Problem requirements: Return the entries below in their exact form, leaving the pictures out.

— Start of Dataset content —

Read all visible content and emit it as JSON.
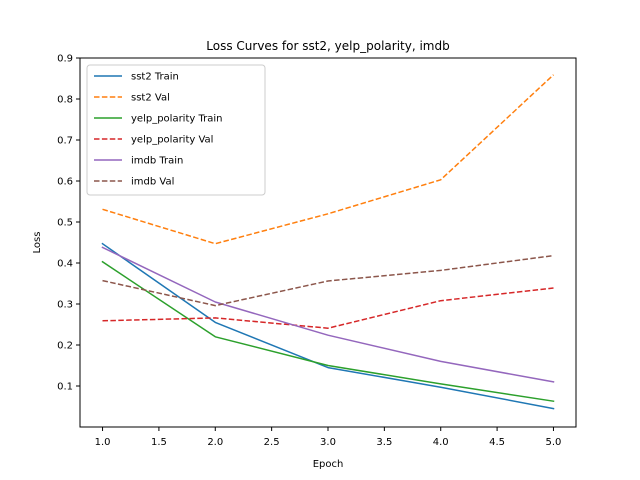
{
  "chart_data": {
    "type": "line",
    "title": "Loss Curves for sst2, yelp_polarity, imdb",
    "xlabel": "Epoch",
    "ylabel": "Loss",
    "x": [
      1,
      2,
      3,
      4,
      5
    ],
    "xlim": [
      0.8,
      5.2
    ],
    "ylim": [
      0.0,
      0.9
    ],
    "xticks": [
      "1.0",
      "1.5",
      "2.0",
      "2.5",
      "3.0",
      "3.5",
      "4.0",
      "4.5",
      "5.0"
    ],
    "yticks": [
      "0.1",
      "0.2",
      "0.3",
      "0.4",
      "0.5",
      "0.6",
      "0.7",
      "0.8",
      "0.9"
    ],
    "grid": false,
    "legend_position": "top-left",
    "series": [
      {
        "name": "sst2 Train",
        "values": [
          0.447,
          0.255,
          0.145,
          0.097,
          0.045
        ],
        "color": "#1f77b4",
        "dashed": false
      },
      {
        "name": "sst2 Val",
        "values": [
          0.531,
          0.447,
          0.52,
          0.603,
          0.859
        ],
        "color": "#ff7f0e",
        "dashed": true
      },
      {
        "name": "yelp_polarity Train",
        "values": [
          0.403,
          0.22,
          0.15,
          0.105,
          0.063
        ],
        "color": "#2ca02c",
        "dashed": false
      },
      {
        "name": "yelp_polarity Val",
        "values": [
          0.259,
          0.266,
          0.241,
          0.308,
          0.339
        ],
        "color": "#d62728",
        "dashed": true
      },
      {
        "name": "imdb Train",
        "values": [
          0.438,
          0.305,
          0.224,
          0.16,
          0.11
        ],
        "color": "#9467bd",
        "dashed": false
      },
      {
        "name": "imdb Val",
        "values": [
          0.357,
          0.296,
          0.356,
          0.382,
          0.418
        ],
        "color": "#8c564b",
        "dashed": true
      }
    ]
  }
}
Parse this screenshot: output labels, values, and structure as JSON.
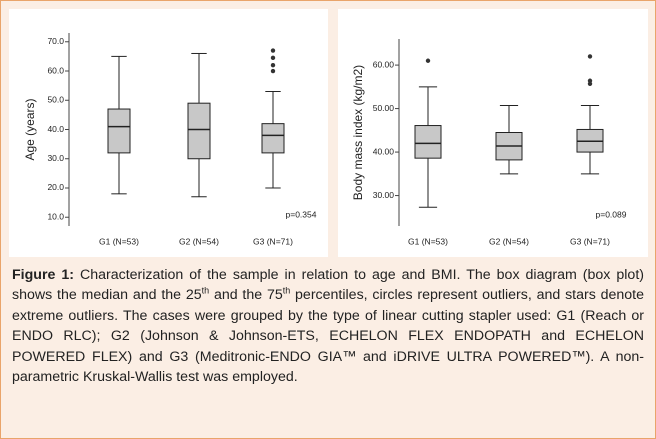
{
  "chart_data": [
    {
      "type": "box",
      "y_label": "Age (years)",
      "categories": [
        "G1 (N=53)",
        "G2 (N=54)",
        "G3 (N=71)"
      ],
      "boxes": [
        {
          "min": 18,
          "q1": 32,
          "median": 41,
          "q3": 47,
          "max": 65,
          "outliers": []
        },
        {
          "min": 17,
          "q1": 30,
          "median": 40,
          "q3": 49,
          "max": 66,
          "outliers": []
        },
        {
          "min": 20,
          "q1": 32,
          "median": 38,
          "q3": 42,
          "max": 53,
          "outliers": [
            60,
            62,
            64.5,
            67
          ]
        }
      ],
      "color": "#c8c8c8",
      "ylim": [
        7,
        73
      ],
      "yticks": [
        {
          "value": 10,
          "label": "10.0"
        },
        {
          "value": 20,
          "label": "20.0"
        },
        {
          "value": 30,
          "label": "30.0"
        },
        {
          "value": 40,
          "label": "40.0"
        },
        {
          "value": 50,
          "label": "50.0"
        },
        {
          "value": 60,
          "label": "60.0"
        },
        {
          "value": 70,
          "label": "70.0"
        }
      ],
      "annotation": "p=0.354"
    },
    {
      "type": "box",
      "y_label": "Body mass index (kg/m2)",
      "categories": [
        "G1 (N=53)",
        "G2 (N=54)",
        "G3 (N=71)"
      ],
      "boxes": [
        {
          "min": 27.3,
          "q1": 38.6,
          "median": 42,
          "q3": 46.1,
          "max": 55,
          "outliers": [
            61
          ]
        },
        {
          "min": 35,
          "q1": 38.2,
          "median": 41.4,
          "q3": 44.5,
          "max": 50.7,
          "outliers": []
        },
        {
          "min": 35,
          "q1": 40,
          "median": 42.5,
          "q3": 45.2,
          "max": 50.7,
          "outliers": [
            55.7,
            56.4,
            62
          ]
        }
      ],
      "color": "#c8c8c8",
      "ylim": [
        23,
        66
      ],
      "yticks": [
        {
          "value": 30,
          "label": "30.00"
        },
        {
          "value": 40,
          "label": "40.00"
        },
        {
          "value": 50,
          "label": "50.00"
        },
        {
          "value": 60,
          "label": "60.00"
        }
      ],
      "annotation": "p=0.089"
    }
  ],
  "caption": {
    "label": "Figure 1:",
    "segments": [
      " Characterization of the sample in relation to age and BMI. The box diagram (box plot) shows the median and the 25",
      "th",
      " and the 75",
      "th",
      " percentiles, circles represent outliers, and stars denote extreme outliers. The cases were grouped by the type of linear cutting stapler used: G1 (Reach or ENDO RLC); G2 (Johnson & Johnson-ETS, ECHELON FLEX ENDOPATH and ECHELON POWERED FLEX) and G3 (Meditronic-ENDO GIA™ and iDRIVE ULTRA POWERED™). A non-parametric Kruskal-Wallis test was employed."
    ]
  }
}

— End of Dataset content —

The completed task:
Read all visible content and emit it as JSON.
{
  "chart_data": {
    "type": "line",
    "title": "Loss Curves for sst2, yelp_polarity, imdb",
    "xlabel": "Epoch",
    "ylabel": "Loss",
    "x": [
      1,
      2,
      3,
      4,
      5
    ],
    "xlim": [
      0.8,
      5.2
    ],
    "ylim": [
      0.0,
      0.9
    ],
    "xticks": [
      "1.0",
      "1.5",
      "2.0",
      "2.5",
      "3.0",
      "3.5",
      "4.0",
      "4.5",
      "5.0"
    ],
    "yticks": [
      "0.1",
      "0.2",
      "0.3",
      "0.4",
      "0.5",
      "0.6",
      "0.7",
      "0.8",
      "0.9"
    ],
    "grid": false,
    "legend_position": "top-left",
    "series": [
      {
        "name": "sst2 Train",
        "values": [
          0.447,
          0.255,
          0.145,
          0.097,
          0.045
        ],
        "color": "#1f77b4",
        "dashed": false
      },
      {
        "name": "sst2 Val",
        "values": [
          0.531,
          0.447,
          0.52,
          0.603,
          0.859
        ],
        "color": "#ff7f0e",
        "dashed": true
      },
      {
        "name": "yelp_polarity Train",
        "values": [
          0.403,
          0.22,
          0.15,
          0.105,
          0.063
        ],
        "color": "#2ca02c",
        "dashed": false
      },
      {
        "name": "yelp_polarity Val",
        "values": [
          0.259,
          0.266,
          0.241,
          0.308,
          0.339
        ],
        "color": "#d62728",
        "dashed": true
      },
      {
        "name": "imdb Train",
        "values": [
          0.438,
          0.305,
          0.224,
          0.16,
          0.11
        ],
        "color": "#9467bd",
        "dashed": false
      },
      {
        "name": "imdb Val",
        "values": [
          0.357,
          0.296,
          0.356,
          0.382,
          0.418
        ],
        "color": "#8c564b",
        "dashed": true
      }
    ]
  }
}
Parse this screenshot: output labels, values, and structure as JSON.
{
  "chart_data": [
    {
      "type": "box",
      "y_label": "Age (years)",
      "categories": [
        "G1 (N=53)",
        "G2 (N=54)",
        "G3 (N=71)"
      ],
      "boxes": [
        {
          "min": 18,
          "q1": 32,
          "median": 41,
          "q3": 47,
          "max": 65,
          "outliers": []
        },
        {
          "min": 17,
          "q1": 30,
          "median": 40,
          "q3": 49,
          "max": 66,
          "outliers": []
        },
        {
          "min": 20,
          "q1": 32,
          "median": 38,
          "q3": 42,
          "max": 53,
          "outliers": [
            60,
            62,
            64.5,
            67
          ]
        }
      ],
      "color": "#c8c8c8",
      "ylim": [
        7,
        73
      ],
      "yticks": [
        {
          "value": 10,
          "label": "10.0"
        },
        {
          "value": 20,
          "label": "20.0"
        },
        {
          "value": 30,
          "label": "30.0"
        },
        {
          "value": 40,
          "label": "40.0"
        },
        {
          "value": 50,
          "label": "50.0"
        },
        {
          "value": 60,
          "label": "60.0"
        },
        {
          "value": 70,
          "label": "70.0"
        }
      ],
      "annotation": "p=0.354"
    },
    {
      "type": "box",
      "y_label": "Body mass index (kg/m2)",
      "categories": [
        "G1 (N=53)",
        "G2 (N=54)",
        "G3 (N=71)"
      ],
      "boxes": [
        {
          "min": 27.3,
          "q1": 38.6,
          "median": 42,
          "q3": 46.1,
          "max": 55,
          "outliers": [
            61
          ]
        },
        {
          "min": 35,
          "q1": 38.2,
          "median": 41.4,
          "q3": 44.5,
          "max": 50.7,
          "outliers": []
        },
        {
          "min": 35,
          "q1": 40,
          "median": 42.5,
          "q3": 45.2,
          "max": 50.7,
          "outliers": [
            55.7,
            56.4,
            62
          ]
        }
      ],
      "color": "#c8c8c8",
      "ylim": [
        23,
        66
      ],
      "yticks": [
        {
          "value": 30,
          "label": "30.00"
        },
        {
          "value": 40,
          "label": "40.00"
        },
        {
          "value": 50,
          "label": "50.00"
        },
        {
          "value": 60,
          "label": "60.00"
        }
      ],
      "annotation": "p=0.089"
    }
  ],
  "caption": {
    "label": "Figure 1:",
    "segments": [
      " Characterization of the sample in relation to age and BMI. The box diagram (box plot) shows the median and the 25",
      "th",
      " and the 75",
      "th",
      " percentiles, circles represent outliers, and stars denote extreme outliers. The cases were grouped by the type of linear cutting stapler used: G1 (Reach or ENDO RLC); G2 (Johnson & Johnson-ETS, ECHELON FLEX ENDOPATH and ECHELON POWERED FLEX) and G3 (Meditronic-ENDO GIA™ and iDRIVE ULTRA POWERED™). A non-parametric Kruskal-Wallis test was employed."
    ]
  }
}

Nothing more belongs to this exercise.